• [Work instructions]:
Please transcribe the data that follows without the pictures, keeping every word the same.

## begin

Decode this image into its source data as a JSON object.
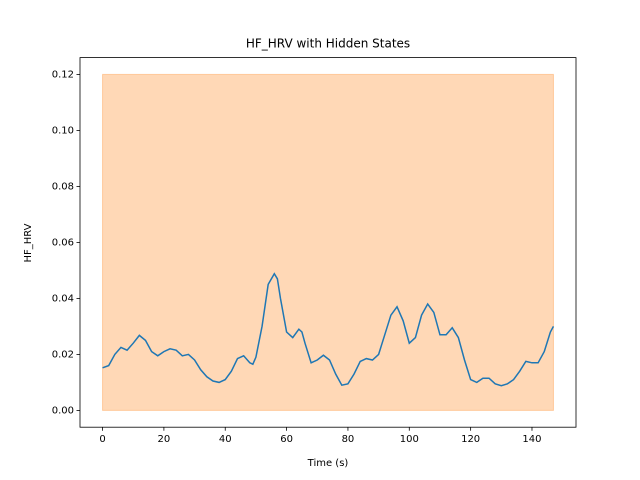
{
  "chart_data": {
    "type": "line",
    "title": "HF_HRV with Hidden States",
    "x_label": "Time (s)",
    "y_label": "HF_HRV",
    "x": [
      0,
      2,
      4,
      6,
      8,
      10,
      12,
      14,
      16,
      18,
      20,
      22,
      24,
      26,
      28,
      30,
      32,
      34,
      36,
      38,
      40,
      42,
      44,
      46,
      48,
      49,
      50,
      52,
      54,
      56,
      57,
      58,
      60,
      62,
      64,
      65,
      66,
      68,
      70,
      72,
      74,
      76,
      78,
      80,
      82,
      84,
      86,
      88,
      90,
      92,
      94,
      96,
      98,
      100,
      102,
      104,
      106,
      108,
      110,
      112,
      114,
      116,
      118,
      120,
      122,
      124,
      126,
      128,
      130,
      132,
      134,
      136,
      138,
      140,
      142,
      144,
      146,
      147
    ],
    "series": [
      {
        "color": "#1f77b4",
        "values": [
          0.0152,
          0.016,
          0.02,
          0.0225,
          0.0215,
          0.024,
          0.0268,
          0.025,
          0.021,
          0.0195,
          0.021,
          0.022,
          0.0215,
          0.0195,
          0.02,
          0.018,
          0.0145,
          0.012,
          0.0105,
          0.01,
          0.011,
          0.014,
          0.0185,
          0.0195,
          0.017,
          0.0165,
          0.019,
          0.03,
          0.045,
          0.0488,
          0.047,
          0.04,
          0.028,
          0.026,
          0.029,
          0.028,
          0.024,
          0.017,
          0.018,
          0.0197,
          0.018,
          0.013,
          0.009,
          0.0095,
          0.013,
          0.0175,
          0.0185,
          0.018,
          0.02,
          0.027,
          0.034,
          0.037,
          0.032,
          0.024,
          0.026,
          0.034,
          0.038,
          0.035,
          0.027,
          0.027,
          0.0295,
          0.026,
          0.018,
          0.011,
          0.01,
          0.0115,
          0.0115,
          0.0095,
          0.0088,
          0.0095,
          0.011,
          0.014,
          0.0175,
          0.017,
          0.017,
          0.021,
          0.028,
          0.03
        ]
      }
    ],
    "regions": [
      {
        "x0": 0,
        "x1": 147,
        "y0": 0,
        "y1": 0.12,
        "color": "#ff7f0e",
        "opacity": 0.3
      }
    ],
    "xlim": [
      -7.35,
      154.35
    ],
    "ylim": [
      -0.006,
      0.126
    ],
    "xticks": [
      0,
      20,
      40,
      60,
      80,
      100,
      120,
      140
    ],
    "yticks": [
      {
        "value": 0,
        "label": "0.00"
      },
      {
        "value": 0.02,
        "label": "0.02"
      },
      {
        "value": 0.04,
        "label": "0.04"
      },
      {
        "value": 0.06,
        "label": "0.06"
      },
      {
        "value": 0.08,
        "label": "0.08"
      },
      {
        "value": 0.1,
        "label": "0.10"
      },
      {
        "value": 0.12,
        "label": "0.12"
      }
    ]
  }
}
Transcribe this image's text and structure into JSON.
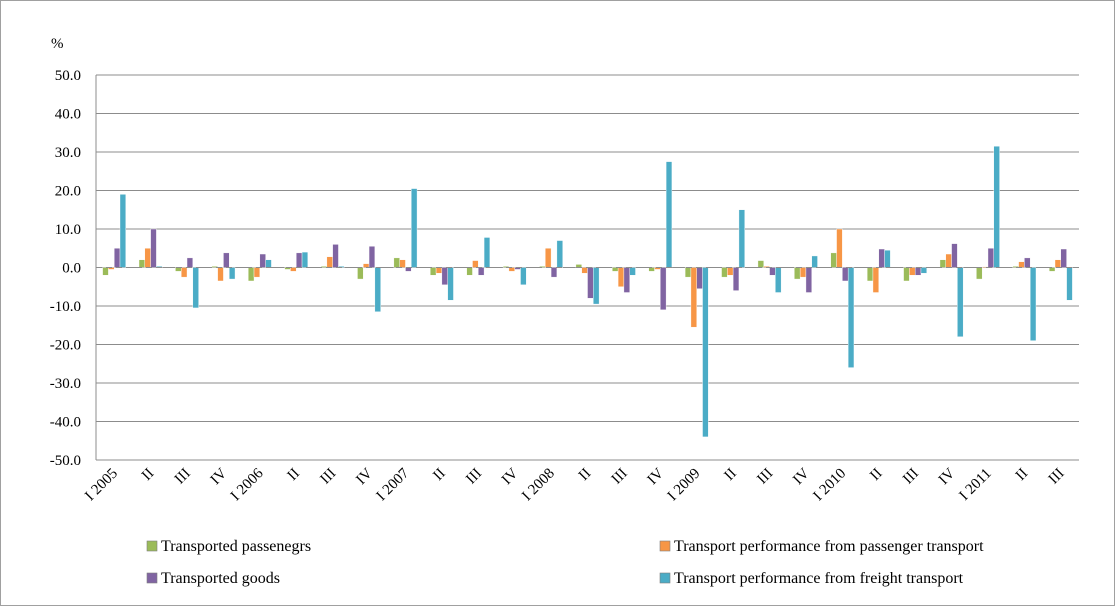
{
  "chart_data": {
    "type": "bar",
    "unit_label": "%",
    "ylim": [
      -50,
      50
    ],
    "y_ticks": [
      "50.0",
      "40.0",
      "30.0",
      "20.0",
      "10.0",
      "0.0",
      "-10.0",
      "-20.0",
      "-30.0",
      "-40.0",
      "-50.0"
    ],
    "grid": true,
    "legend_position": "bottom",
    "categories": [
      "I 2005",
      "II",
      "III",
      "IV",
      "I 2006",
      "II",
      "III",
      "IV",
      "I 2007",
      "II",
      "III",
      "IV",
      "I 2008",
      "II",
      "III",
      "IV",
      "I 2009",
      "II",
      "III",
      "IV",
      "I 2010",
      "II",
      "III",
      "IV",
      "I 2011",
      "II",
      "III"
    ],
    "series": [
      {
        "name": "Transported passenegrs",
        "color": "#9bbb59",
        "values": [
          -2.0,
          2.0,
          -1.0,
          0.3,
          -3.5,
          -0.5,
          0.3,
          -3.0,
          2.5,
          -2.0,
          -2.0,
          0.3,
          0.3,
          0.8,
          -1.0,
          -1.0,
          -2.5,
          -2.5,
          1.8,
          -3.0,
          3.8,
          -3.5,
          -3.5,
          2.0,
          -3.0,
          0.3,
          -1.0
        ]
      },
      {
        "name": "Transport performance from passenger transport",
        "color": "#f79646",
        "values": [
          -0.5,
          5.0,
          -2.5,
          -3.5,
          -2.5,
          -1.0,
          2.8,
          1.0,
          2.0,
          -1.5,
          1.8,
          -1.0,
          5.0,
          -1.5,
          -5.0,
          -0.5,
          -15.5,
          -2.0,
          0.3,
          -2.5,
          10.0,
          -6.5,
          -2.0,
          3.5,
          0.2,
          1.5,
          2.0
        ]
      },
      {
        "name": "Transported goods",
        "color": "#8064a2",
        "values": [
          5.0,
          10.0,
          2.5,
          3.8,
          3.5,
          3.8,
          6.0,
          5.5,
          -1.0,
          -4.5,
          -2.0,
          -0.5,
          -2.5,
          -8.0,
          -6.5,
          -11.0,
          -5.5,
          -6.0,
          -2.0,
          -6.5,
          -3.5,
          4.8,
          -2.0,
          6.2,
          5.0,
          2.5,
          4.8
        ]
      },
      {
        "name": "Transport performance from freight transport",
        "color": "#4bacc6",
        "values": [
          19.0,
          0.3,
          -10.5,
          -3.0,
          2.0,
          4.0,
          0.3,
          -11.5,
          20.5,
          -8.5,
          7.8,
          -4.5,
          7.0,
          -9.5,
          -2.0,
          27.5,
          -44.0,
          15.0,
          -6.5,
          3.0,
          -26.0,
          4.5,
          -1.5,
          -18.0,
          31.5,
          -19.0,
          -8.5
        ]
      }
    ]
  }
}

## end

• [Correct output]:
Decode this image into its source data as a JSON object.
{
  "chart_data": {
    "type": "line",
    "title": "HF_HRV with Hidden States",
    "x_label": "Time (s)",
    "y_label": "HF_HRV",
    "x": [
      0,
      2,
      4,
      6,
      8,
      10,
      12,
      14,
      16,
      18,
      20,
      22,
      24,
      26,
      28,
      30,
      32,
      34,
      36,
      38,
      40,
      42,
      44,
      46,
      48,
      49,
      50,
      52,
      54,
      56,
      57,
      58,
      60,
      62,
      64,
      65,
      66,
      68,
      70,
      72,
      74,
      76,
      78,
      80,
      82,
      84,
      86,
      88,
      90,
      92,
      94,
      96,
      98,
      100,
      102,
      104,
      106,
      108,
      110,
      112,
      114,
      116,
      118,
      120,
      122,
      124,
      126,
      128,
      130,
      132,
      134,
      136,
      138,
      140,
      142,
      144,
      146,
      147
    ],
    "series": [
      {
        "color": "#1f77b4",
        "values": [
          0.0152,
          0.016,
          0.02,
          0.0225,
          0.0215,
          0.024,
          0.0268,
          0.025,
          0.021,
          0.0195,
          0.021,
          0.022,
          0.0215,
          0.0195,
          0.02,
          0.018,
          0.0145,
          0.012,
          0.0105,
          0.01,
          0.011,
          0.014,
          0.0185,
          0.0195,
          0.017,
          0.0165,
          0.019,
          0.03,
          0.045,
          0.0488,
          0.047,
          0.04,
          0.028,
          0.026,
          0.029,
          0.028,
          0.024,
          0.017,
          0.018,
          0.0197,
          0.018,
          0.013,
          0.009,
          0.0095,
          0.013,
          0.0175,
          0.0185,
          0.018,
          0.02,
          0.027,
          0.034,
          0.037,
          0.032,
          0.024,
          0.026,
          0.034,
          0.038,
          0.035,
          0.027,
          0.027,
          0.0295,
          0.026,
          0.018,
          0.011,
          0.01,
          0.0115,
          0.0115,
          0.0095,
          0.0088,
          0.0095,
          0.011,
          0.014,
          0.0175,
          0.017,
          0.017,
          0.021,
          0.028,
          0.03
        ]
      }
    ],
    "regions": [
      {
        "x0": 0,
        "x1": 147,
        "y0": 0,
        "y1": 0.12,
        "color": "#ff7f0e",
        "opacity": 0.3
      }
    ],
    "xlim": [
      -7.35,
      154.35
    ],
    "ylim": [
      -0.006,
      0.126
    ],
    "xticks": [
      0,
      20,
      40,
      60,
      80,
      100,
      120,
      140
    ],
    "yticks": [
      {
        "value": 0,
        "label": "0.00"
      },
      {
        "value": 0.02,
        "label": "0.02"
      },
      {
        "value": 0.04,
        "label": "0.04"
      },
      {
        "value": 0.06,
        "label": "0.06"
      },
      {
        "value": 0.08,
        "label": "0.08"
      },
      {
        "value": 0.1,
        "label": "0.10"
      },
      {
        "value": 0.12,
        "label": "0.12"
      }
    ]
  }
}
Transcribe this image's text and structure into JSON.
{
  "chart_data": {
    "type": "bar",
    "unit_label": "%",
    "ylim": [
      -50,
      50
    ],
    "y_ticks": [
      "50.0",
      "40.0",
      "30.0",
      "20.0",
      "10.0",
      "0.0",
      "-10.0",
      "-20.0",
      "-30.0",
      "-40.0",
      "-50.0"
    ],
    "grid": true,
    "legend_position": "bottom",
    "categories": [
      "I 2005",
      "II",
      "III",
      "IV",
      "I 2006",
      "II",
      "III",
      "IV",
      "I 2007",
      "II",
      "III",
      "IV",
      "I 2008",
      "II",
      "III",
      "IV",
      "I 2009",
      "II",
      "III",
      "IV",
      "I 2010",
      "II",
      "III",
      "IV",
      "I 2011",
      "II",
      "III"
    ],
    "series": [
      {
        "name": "Transported passenegrs",
        "color": "#9bbb59",
        "values": [
          -2.0,
          2.0,
          -1.0,
          0.3,
          -3.5,
          -0.5,
          0.3,
          -3.0,
          2.5,
          -2.0,
          -2.0,
          0.3,
          0.3,
          0.8,
          -1.0,
          -1.0,
          -2.5,
          -2.5,
          1.8,
          -3.0,
          3.8,
          -3.5,
          -3.5,
          2.0,
          -3.0,
          0.3,
          -1.0
        ]
      },
      {
        "name": "Transport performance from passenger transport",
        "color": "#f79646",
        "values": [
          -0.5,
          5.0,
          -2.5,
          -3.5,
          -2.5,
          -1.0,
          2.8,
          1.0,
          2.0,
          -1.5,
          1.8,
          -1.0,
          5.0,
          -1.5,
          -5.0,
          -0.5,
          -15.5,
          -2.0,
          0.3,
          -2.5,
          10.0,
          -6.5,
          -2.0,
          3.5,
          0.2,
          1.5,
          2.0
        ]
      },
      {
        "name": "Transported goods",
        "color": "#8064a2",
        "values": [
          5.0,
          10.0,
          2.5,
          3.8,
          3.5,
          3.8,
          6.0,
          5.5,
          -1.0,
          -4.5,
          -2.0,
          -0.5,
          -2.5,
          -8.0,
          -6.5,
          -11.0,
          -5.5,
          -6.0,
          -2.0,
          -6.5,
          -3.5,
          4.8,
          -2.0,
          6.2,
          5.0,
          2.5,
          4.8
        ]
      },
      {
        "name": "Transport performance from freight transport",
        "color": "#4bacc6",
        "values": [
          19.0,
          0.3,
          -10.5,
          -3.0,
          2.0,
          4.0,
          0.3,
          -11.5,
          20.5,
          -8.5,
          7.8,
          -4.5,
          7.0,
          -9.5,
          -2.0,
          27.5,
          -44.0,
          15.0,
          -6.5,
          3.0,
          -26.0,
          4.5,
          -1.5,
          -18.0,
          31.5,
          -19.0,
          -8.5
        ]
      }
    ]
  }
}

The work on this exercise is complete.